(Saved entries)
= = = =

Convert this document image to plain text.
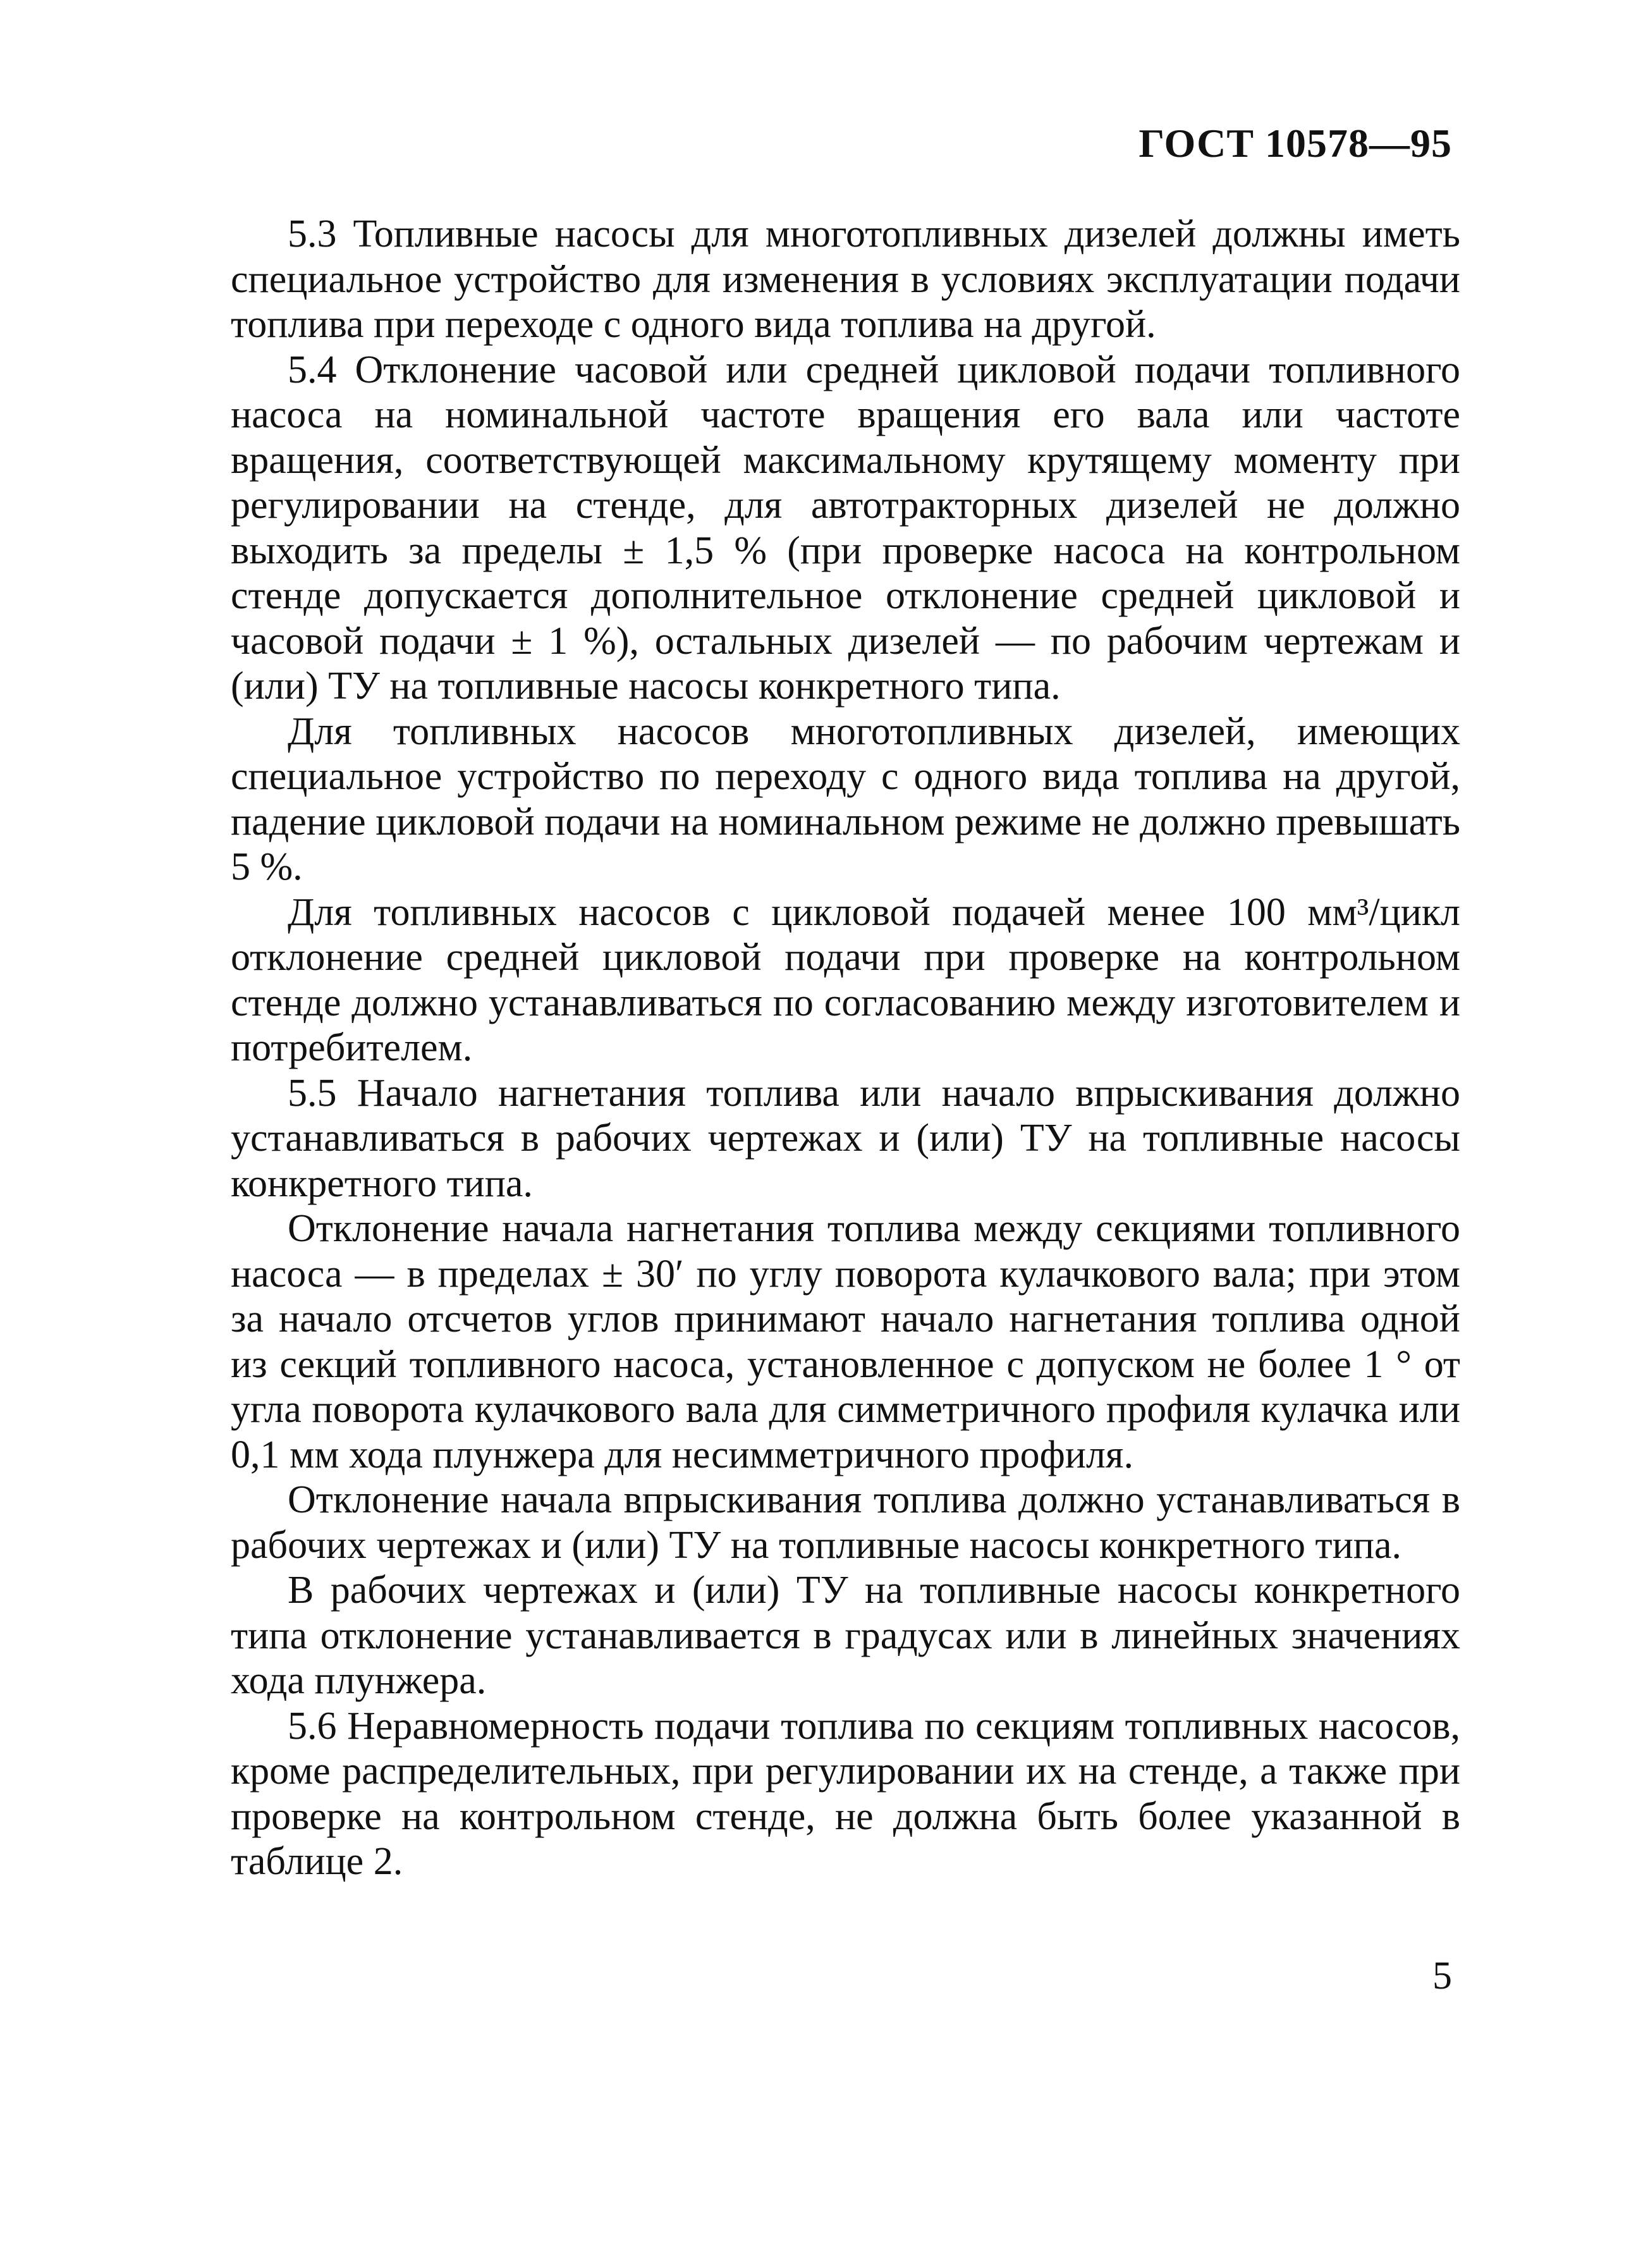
ГОСТ 10578—95

5.3 Топливные насосы для многотопливных дизелей должны иметь специальное устройство для изменения в условиях эксплуатации подачи топлива при переходе с одного вида топлива на другой.

5.4 Отклонение часовой или средней цикловой подачи топливного насоса на номинальной частоте вращения его вала или частоте вращения, соответствующей максимальному крутящему моменту при регулировании на стенде, для автотракторных дизелей не должно выходить за пределы ± 1,5 % (при проверке насоса на контрольном стенде допускается дополнительное отклонение средней цикловой и часовой подачи ± 1 %), остальных дизелей — по рабочим чертежам и (или) ТУ на топливные насосы конкретного типа.

Для топливных насосов многотопливных дизелей, имеющих специальное устройство по переходу с одного вида топлива на другой, падение цикловой подачи на номинальном режиме не должно превышать 5 %.

Для топливных насосов с цикловой подачей менее 100 мм³/цикл отклонение средней цикловой подачи при проверке на контрольном стенде должно устанавливаться по согласованию между изготовителем и потребителем.

5.5 Начало нагнетания топлива или начало впрыскивания должно устанавливаться в рабочих чертежах и (или) ТУ на топливные насосы конкретного типа.

Отклонение начала нагнетания топлива между секциями топливного насоса — в пределах ± 30′ по углу поворота кулачкового вала; при этом за начало отсчетов углов принимают начало нагнетания топлива одной из секций топливного насоса, установленное с допуском не более 1 ° от угла поворота кулачкового вала для симметричного профиля кулачка или 0,1 мм хода плунжера для несимметричного профиля.

Отклонение начала впрыскивания топлива должно устанавливаться в рабочих чертежах и (или) ТУ на топливные насосы конкретного типа.

В рабочих чертежах и (или) ТУ на топливные насосы конкретного типа отклонение устанавливается в градусах или в линейных значениях хода плунжера.

5.6 Неравномерность подачи топлива по секциям топливных насосов, кроме распределительных, при регулировании их на стенде, а также при проверке на контрольном стенде, не должна быть более указанной в таблице 2.

5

= = = =

Description of the task:
Make an exact copy of the data above, pictures excluded.

Reply:
Convert this document image to plain text.
ГОСТ 10578—95

5.3 Топливные насосы для многотопливных дизелей должны иметь специальное устройство для изменения в условиях эксплуатации подачи топлива при переходе с одного вида топлива на другой.

5.4 Отклонение часовой или средней цикловой подачи топливного насоса на номинальной частоте вращения его вала или частоте вращения, соответствующей максимальному крутящему моменту при регулировании на стенде, для автотракторных дизелей не должно выходить за пределы ± 1,5 % (при проверке насоса на контрольном стенде допускается дополнительное отклонение средней цикловой и часовой подачи ± 1 %), остальных дизелей — по рабочим чертежам и (или) ТУ на топливные насосы конкретного типа.

Для топливных насосов многотопливных дизелей, имеющих специальное устройство по переходу с одного вида топлива на другой, падение цикловой подачи на номинальном режиме не должно превышать 5 %.

Для топливных насосов с цикловой подачей менее 100 мм³/цикл отклонение средней цикловой подачи при проверке на контрольном стенде должно устанавливаться по согласованию между изготовителем и потребителем.

5.5 Начало нагнетания топлива или начало впрыскивания должно устанавливаться в рабочих чертежах и (или) ТУ на топливные насосы конкретного типа.

Отклонение начала нагнетания топлива между секциями топливного насоса — в пределах ± 30′ по углу поворота кулачкового вала; при этом за начало отсчетов углов принимают начало нагнетания топлива одной из секций топливного насоса, установленное с допуском не более 1 ° от угла поворота кулачкового вала для симметричного профиля кулачка или 0,1 мм хода плунжера для несимметричного профиля.

Отклонение начала впрыскивания топлива должно устанавливаться в рабочих чертежах и (или) ТУ на топливные насосы конкретного типа.

В рабочих чертежах и (или) ТУ на топливные насосы конкретного типа отклонение устанавливается в градусах или в линейных значениях хода плунжера.

5.6 Неравномерность подачи топлива по секциям топливных насосов, кроме распределительных, при регулировании их на стенде, а также при проверке на контрольном стенде, не должна быть более указанной в таблице 2.

5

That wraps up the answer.